*Material for this task*:
........
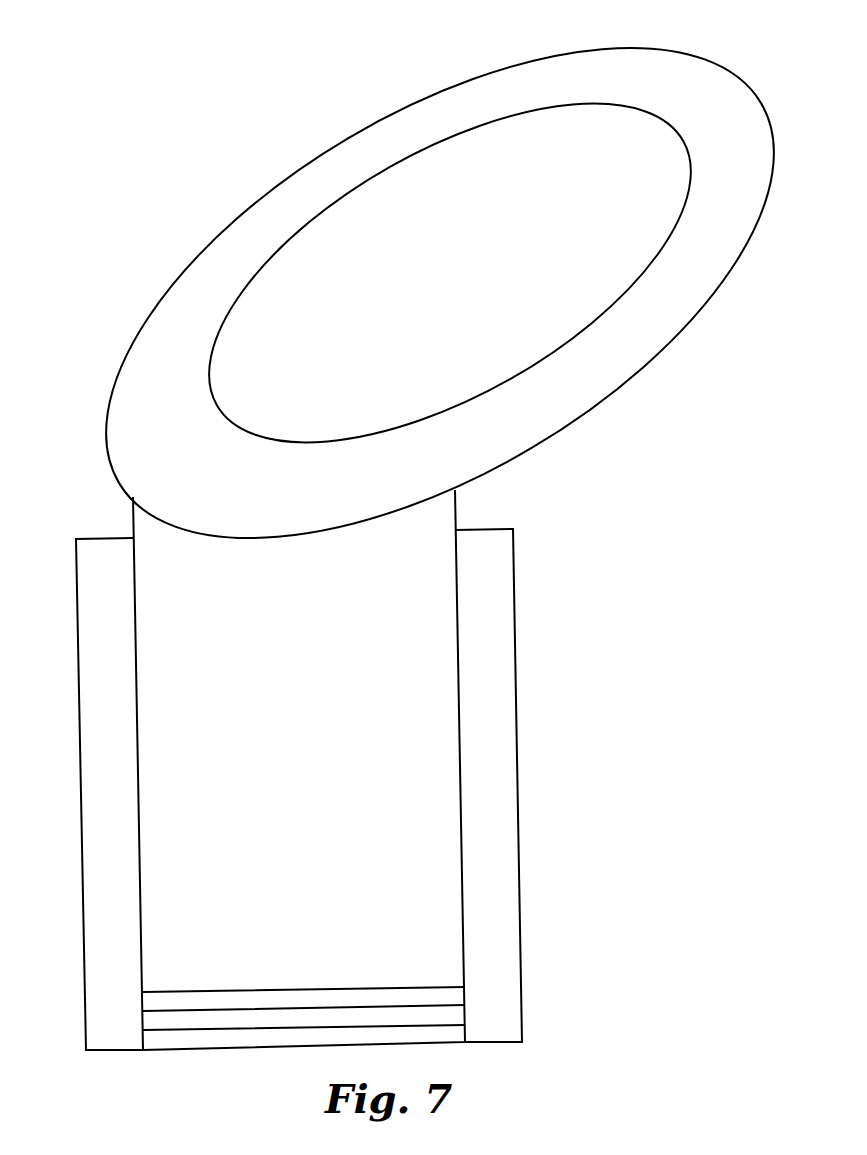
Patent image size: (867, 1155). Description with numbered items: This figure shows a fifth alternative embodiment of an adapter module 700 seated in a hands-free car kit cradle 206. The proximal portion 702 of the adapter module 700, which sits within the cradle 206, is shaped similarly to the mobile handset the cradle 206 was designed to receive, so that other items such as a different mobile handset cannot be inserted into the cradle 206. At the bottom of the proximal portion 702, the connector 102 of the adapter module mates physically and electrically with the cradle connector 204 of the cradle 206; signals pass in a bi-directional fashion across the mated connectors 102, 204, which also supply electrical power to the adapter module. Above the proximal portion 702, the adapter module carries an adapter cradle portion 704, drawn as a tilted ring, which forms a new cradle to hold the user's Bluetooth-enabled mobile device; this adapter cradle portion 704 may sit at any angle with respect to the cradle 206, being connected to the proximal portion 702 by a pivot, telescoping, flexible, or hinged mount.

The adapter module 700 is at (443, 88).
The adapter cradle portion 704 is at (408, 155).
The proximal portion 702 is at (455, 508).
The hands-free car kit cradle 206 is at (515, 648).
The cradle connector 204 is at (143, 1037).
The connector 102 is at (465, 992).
........
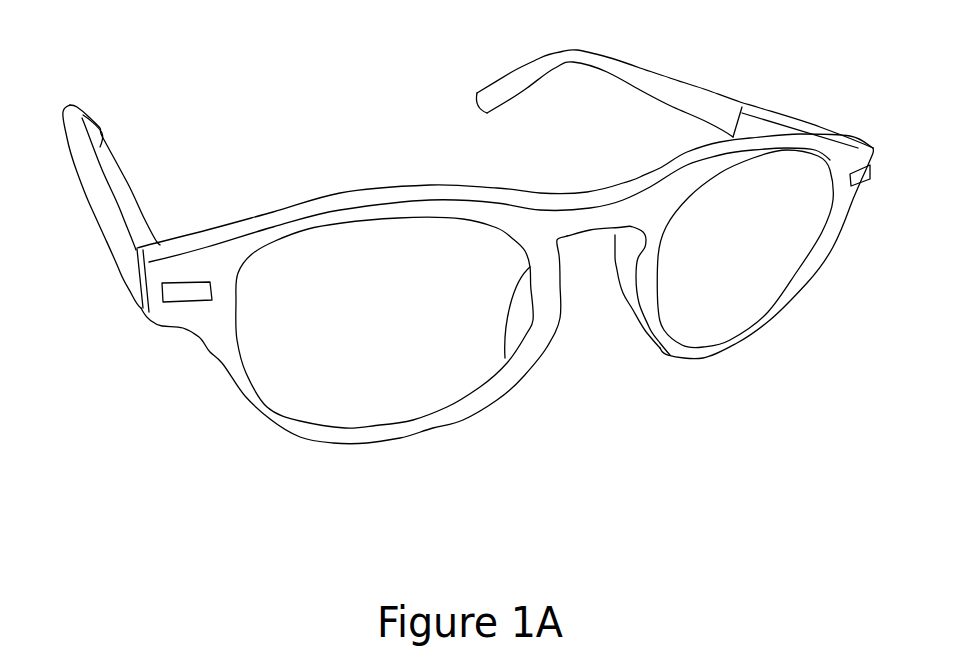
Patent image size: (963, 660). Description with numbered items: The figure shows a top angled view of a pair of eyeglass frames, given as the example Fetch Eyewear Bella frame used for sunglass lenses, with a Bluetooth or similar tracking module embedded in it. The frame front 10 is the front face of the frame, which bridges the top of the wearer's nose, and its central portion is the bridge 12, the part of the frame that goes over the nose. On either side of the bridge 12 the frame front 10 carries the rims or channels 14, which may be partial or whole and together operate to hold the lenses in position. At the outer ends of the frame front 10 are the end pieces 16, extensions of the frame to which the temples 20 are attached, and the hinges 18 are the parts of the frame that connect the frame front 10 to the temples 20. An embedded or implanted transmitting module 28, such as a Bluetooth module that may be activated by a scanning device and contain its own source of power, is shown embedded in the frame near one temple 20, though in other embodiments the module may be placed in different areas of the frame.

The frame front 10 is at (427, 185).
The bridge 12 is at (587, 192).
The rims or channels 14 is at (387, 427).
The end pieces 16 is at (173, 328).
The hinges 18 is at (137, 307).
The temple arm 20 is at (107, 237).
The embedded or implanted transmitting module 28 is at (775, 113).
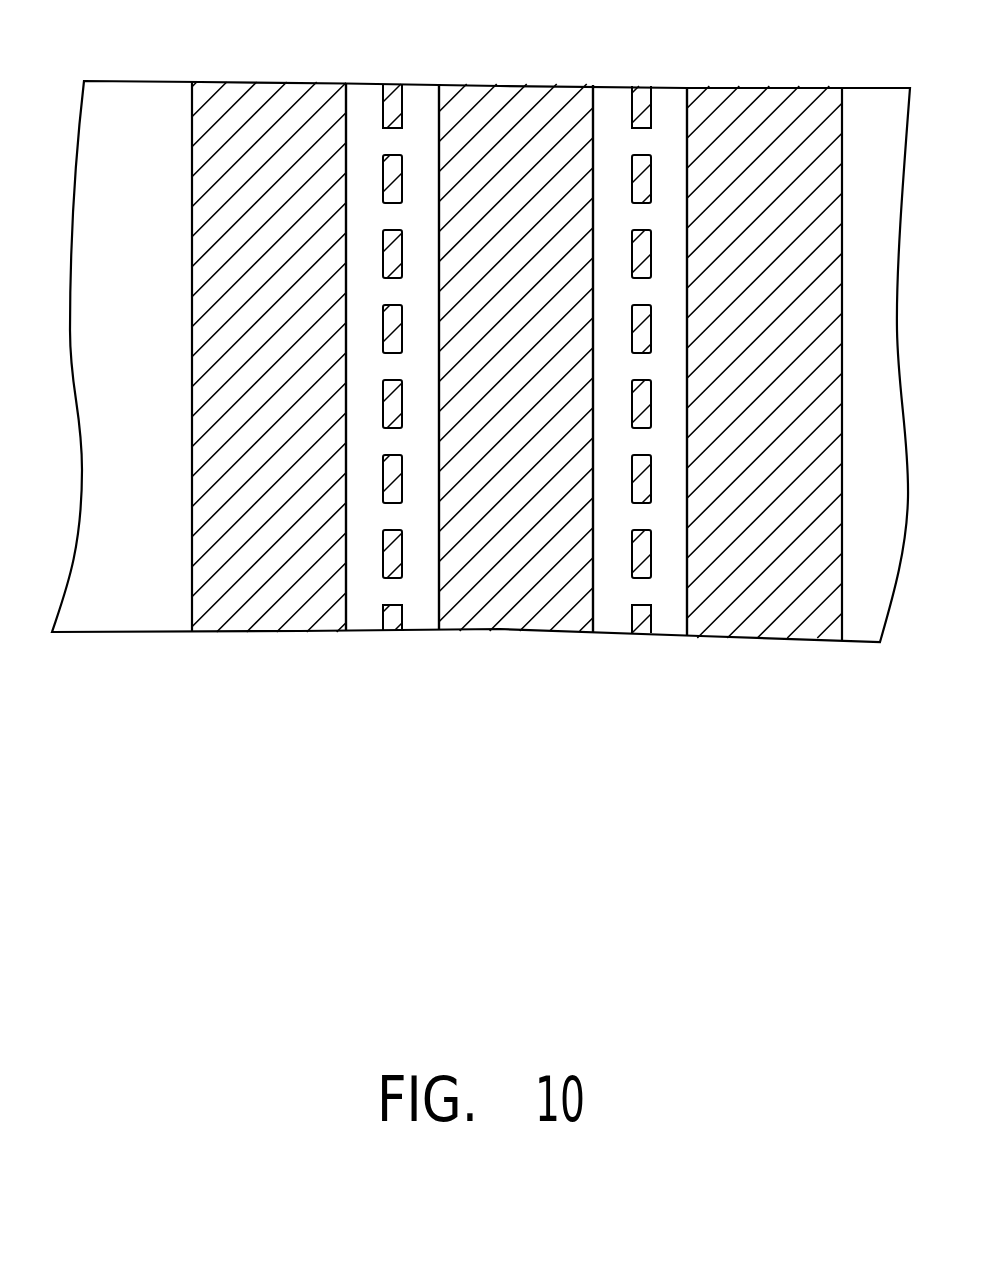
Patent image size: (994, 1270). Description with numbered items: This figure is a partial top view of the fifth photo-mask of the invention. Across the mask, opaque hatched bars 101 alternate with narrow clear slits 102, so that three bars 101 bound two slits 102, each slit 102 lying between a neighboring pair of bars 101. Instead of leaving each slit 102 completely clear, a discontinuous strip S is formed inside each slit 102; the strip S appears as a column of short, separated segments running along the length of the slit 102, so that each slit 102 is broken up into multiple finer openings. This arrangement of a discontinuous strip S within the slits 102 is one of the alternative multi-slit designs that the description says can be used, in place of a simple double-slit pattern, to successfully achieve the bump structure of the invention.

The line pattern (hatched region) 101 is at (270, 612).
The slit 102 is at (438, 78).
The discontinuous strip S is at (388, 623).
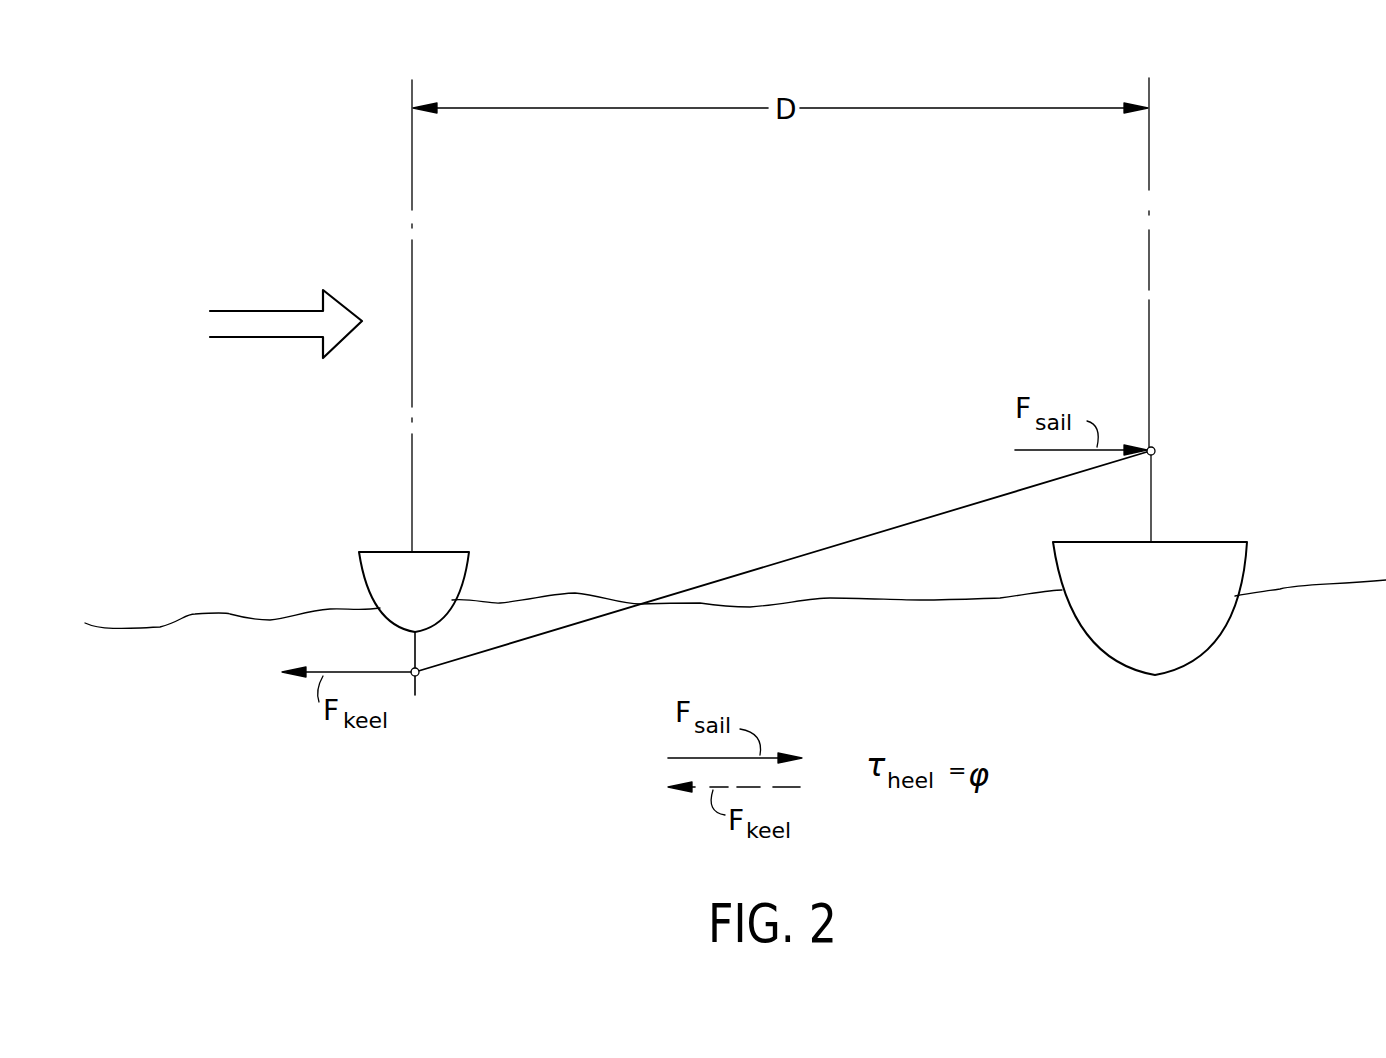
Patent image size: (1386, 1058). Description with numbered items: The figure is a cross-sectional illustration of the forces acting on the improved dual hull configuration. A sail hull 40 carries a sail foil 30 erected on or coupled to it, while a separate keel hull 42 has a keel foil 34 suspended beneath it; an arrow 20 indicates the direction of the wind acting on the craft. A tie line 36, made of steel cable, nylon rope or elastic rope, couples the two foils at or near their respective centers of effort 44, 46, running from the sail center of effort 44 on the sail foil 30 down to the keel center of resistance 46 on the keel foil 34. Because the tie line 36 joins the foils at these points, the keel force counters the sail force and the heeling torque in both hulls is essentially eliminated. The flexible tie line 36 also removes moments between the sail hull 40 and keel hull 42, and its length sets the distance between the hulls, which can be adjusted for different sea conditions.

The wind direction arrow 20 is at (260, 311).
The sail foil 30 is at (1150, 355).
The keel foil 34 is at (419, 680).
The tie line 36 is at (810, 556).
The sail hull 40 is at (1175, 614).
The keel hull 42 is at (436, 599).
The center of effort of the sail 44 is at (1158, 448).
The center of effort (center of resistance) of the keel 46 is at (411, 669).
........
*Stated exercise*: Rewrite the entries from the line with "Patent image size: (1386, 1058)." to the line with "The center of effort (center", putting "arrangement" in place of "configuration" and leaving everything else unchanged.

*Written solution*:
Patent image size: (1386, 1058). Description with numbered items: The figure is a cross-sectional illustration of the forces acting on the improved dual hull arrangement. A sail hull 40 carries a sail foil 30 erected on or coupled to it, while a separate keel hull 42 has a keel foil 34 suspended beneath it; an arrow 20 indicates the direction of the wind acting on the craft. A tie line 36, made of steel cable, nylon rope or elastic rope, couples the two foils at or near their respective centers of effort 44, 46, running from the sail center of effort 44 on the sail foil 30 down to the keel center of resistance 46 on the keel foil 34. Because the tie line 36 joins the foils at these points, the keel force counters the sail force and the heeling torque in both hulls is essentially eliminated. The flexible tie line 36 also removes moments between the sail hull 40 and keel hull 42, and its length sets the distance between the hulls, which can be adjusted for different sea conditions.

The wind direction arrow 20 is at (260, 311).
The sail foil 30 is at (1150, 355).
The keel foil 34 is at (419, 680).
The tie line 36 is at (810, 556).
The sail hull 40 is at (1175, 614).
The keel hull 42 is at (436, 599).
The center of effort of the sail 44 is at (1158, 448).
The center of effort (center of resistance) of the keel 46 is at (411, 669).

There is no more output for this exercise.